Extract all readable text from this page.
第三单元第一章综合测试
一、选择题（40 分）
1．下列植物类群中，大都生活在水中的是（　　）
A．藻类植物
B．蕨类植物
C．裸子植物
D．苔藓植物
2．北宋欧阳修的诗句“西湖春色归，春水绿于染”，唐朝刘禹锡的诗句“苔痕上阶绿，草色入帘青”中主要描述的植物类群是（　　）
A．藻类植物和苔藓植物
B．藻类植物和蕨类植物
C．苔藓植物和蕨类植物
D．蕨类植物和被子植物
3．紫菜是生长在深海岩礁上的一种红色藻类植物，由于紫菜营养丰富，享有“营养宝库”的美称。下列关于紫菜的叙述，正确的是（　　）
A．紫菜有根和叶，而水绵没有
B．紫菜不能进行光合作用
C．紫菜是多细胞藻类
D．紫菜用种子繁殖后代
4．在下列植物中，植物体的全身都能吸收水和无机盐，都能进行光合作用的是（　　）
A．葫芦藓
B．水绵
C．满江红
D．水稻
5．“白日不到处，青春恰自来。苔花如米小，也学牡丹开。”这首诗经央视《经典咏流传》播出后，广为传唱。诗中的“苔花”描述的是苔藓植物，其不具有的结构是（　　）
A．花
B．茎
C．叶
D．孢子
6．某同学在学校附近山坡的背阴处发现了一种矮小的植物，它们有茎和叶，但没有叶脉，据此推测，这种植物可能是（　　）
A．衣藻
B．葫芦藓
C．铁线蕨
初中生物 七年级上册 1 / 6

- - - - - - -

# [Exercise description]
The records above should be restated word for word, please.

# [Solution to this problem]
Extract all readable text from this page.
第三单元第一章综合测试
一、选择题（40 分）
1．下列植物类群中，大都生活在水中的是（　　）
A．藻类植物
B．蕨类植物
C．裸子植物
D．苔藓植物
2．北宋欧阳修的诗句“西湖春色归，春水绿于染”，唐朝刘禹锡的诗句“苔痕上阶绿，草色入帘青”中主要描述的植物类群是（　　）
A．藻类植物和苔藓植物
B．藻类植物和蕨类植物
C．苔藓植物和蕨类植物
D．蕨类植物和被子植物
3．紫菜是生长在深海岩礁上的一种红色藻类植物，由于紫菜营养丰富，享有“营养宝库”的美称。下列关于紫菜的叙述，正确的是（　　）
A．紫菜有根和叶，而水绵没有
B．紫菜不能进行光合作用
C．紫菜是多细胞藻类
D．紫菜用种子繁殖后代
4．在下列植物中，植物体的全身都能吸收水和无机盐，都能进行光合作用的是（　　）
A．葫芦藓
B．水绵
C．满江红
D．水稻
5．“白日不到处，青春恰自来。苔花如米小，也学牡丹开。”这首诗经央视《经典咏流传》播出后，广为传唱。诗中的“苔花”描述的是苔藓植物，其不具有的结构是（　　）
A．花
B．茎
C．叶
D．孢子
6．某同学在学校附近山坡的背阴处发现了一种矮小的植物，它们有茎和叶，但没有叶脉，据此推测，这种植物可能是（　　）
A．衣藻
B．葫芦藓
C．铁线蕨
初中生物 七年级上册 1 / 6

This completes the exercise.